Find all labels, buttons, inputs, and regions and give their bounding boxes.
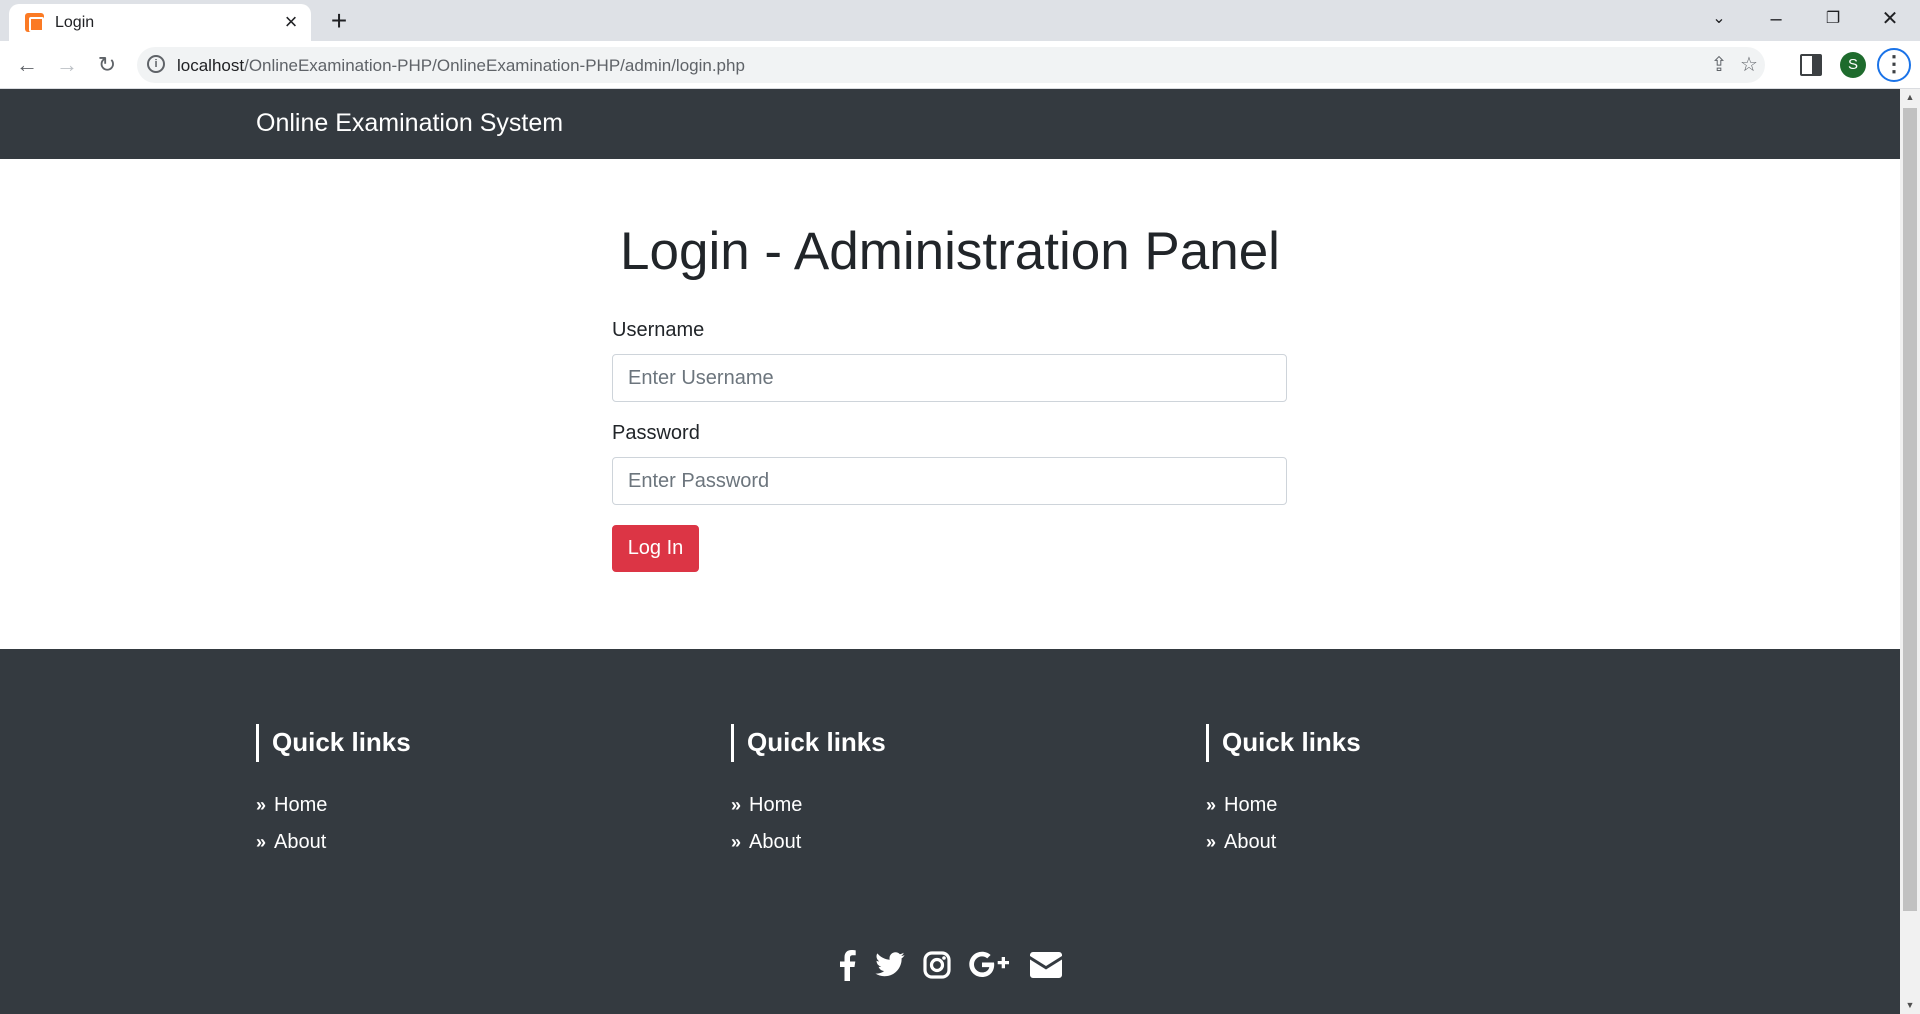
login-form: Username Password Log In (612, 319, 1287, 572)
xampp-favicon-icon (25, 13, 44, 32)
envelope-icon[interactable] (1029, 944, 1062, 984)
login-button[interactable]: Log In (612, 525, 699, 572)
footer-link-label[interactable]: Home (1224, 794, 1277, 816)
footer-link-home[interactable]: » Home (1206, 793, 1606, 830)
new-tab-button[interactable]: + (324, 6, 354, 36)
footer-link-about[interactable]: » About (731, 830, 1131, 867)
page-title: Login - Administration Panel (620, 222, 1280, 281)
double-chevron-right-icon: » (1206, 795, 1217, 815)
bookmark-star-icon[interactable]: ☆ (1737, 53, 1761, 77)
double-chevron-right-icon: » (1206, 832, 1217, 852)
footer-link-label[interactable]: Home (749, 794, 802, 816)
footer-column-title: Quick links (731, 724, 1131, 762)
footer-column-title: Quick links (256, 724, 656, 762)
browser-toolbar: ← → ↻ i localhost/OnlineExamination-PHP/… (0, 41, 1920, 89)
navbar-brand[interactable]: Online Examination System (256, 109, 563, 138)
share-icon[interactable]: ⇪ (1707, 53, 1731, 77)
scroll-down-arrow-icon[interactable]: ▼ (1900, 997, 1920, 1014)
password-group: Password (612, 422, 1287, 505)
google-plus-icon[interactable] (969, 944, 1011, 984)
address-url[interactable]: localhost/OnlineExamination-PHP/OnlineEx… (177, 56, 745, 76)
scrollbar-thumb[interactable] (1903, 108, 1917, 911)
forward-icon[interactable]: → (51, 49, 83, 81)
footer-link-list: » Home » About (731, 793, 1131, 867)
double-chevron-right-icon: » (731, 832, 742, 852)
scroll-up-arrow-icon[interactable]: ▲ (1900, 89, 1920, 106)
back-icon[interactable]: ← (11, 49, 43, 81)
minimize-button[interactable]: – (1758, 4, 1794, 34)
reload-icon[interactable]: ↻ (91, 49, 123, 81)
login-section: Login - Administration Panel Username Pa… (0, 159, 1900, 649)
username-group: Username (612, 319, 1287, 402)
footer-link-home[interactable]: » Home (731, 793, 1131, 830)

* * * * * * *

Change every "footer-link-home" in the rows to "footer-home-link" and give the rows again with nothing else altered. Leave out the pictures.

Find all labels, buttons, inputs, and regions and give their bounding boxes.
login-form: Username Password Log In (612, 319, 1287, 572)
xampp-favicon-icon (25, 13, 44, 32)
envelope-icon[interactable] (1029, 944, 1062, 984)
login-button[interactable]: Log In (612, 525, 699, 572)
footer-link-label[interactable]: Home (1224, 794, 1277, 816)
footer-home-link[interactable]: » Home (1206, 793, 1606, 830)
new-tab-button[interactable]: + (324, 6, 354, 36)
footer-link-about[interactable]: » About (731, 830, 1131, 867)
page-title: Login - Administration Panel (620, 222, 1280, 281)
double-chevron-right-icon: » (1206, 795, 1217, 815)
bookmark-star-icon[interactable]: ☆ (1737, 53, 1761, 77)
double-chevron-right-icon: » (1206, 832, 1217, 852)
footer-link-label[interactable]: Home (749, 794, 802, 816)
footer-column-title: Quick links (731, 724, 1131, 762)
footer-column-title: Quick links (256, 724, 656, 762)
browser-toolbar: ← → ↻ i localhost/OnlineExamination-PHP/… (0, 41, 1920, 89)
navbar-brand[interactable]: Online Examination System (256, 109, 563, 138)
share-icon[interactable]: ⇪ (1707, 53, 1731, 77)
scroll-down-arrow-icon[interactable]: ▼ (1900, 997, 1920, 1014)
password-group: Password (612, 422, 1287, 505)
google-plus-icon[interactable] (969, 944, 1011, 984)
address-url[interactable]: localhost/OnlineExamination-PHP/OnlineEx… (177, 56, 745, 76)
scrollbar-thumb[interactable] (1903, 108, 1917, 911)
forward-icon[interactable]: → (51, 49, 83, 81)
footer-link-list: » Home » About (731, 793, 1131, 867)
double-chevron-right-icon: » (731, 832, 742, 852)
scroll-up-arrow-icon[interactable]: ▲ (1900, 89, 1920, 106)
back-icon[interactable]: ← (11, 49, 43, 81)
minimize-button[interactable]: – (1758, 4, 1794, 34)
reload-icon[interactable]: ↻ (91, 49, 123, 81)
login-section: Login - Administration Panel Username Pa… (0, 159, 1900, 649)
username-group: Username (612, 319, 1287, 402)
footer-home-link[interactable]: » Home (731, 793, 1131, 830)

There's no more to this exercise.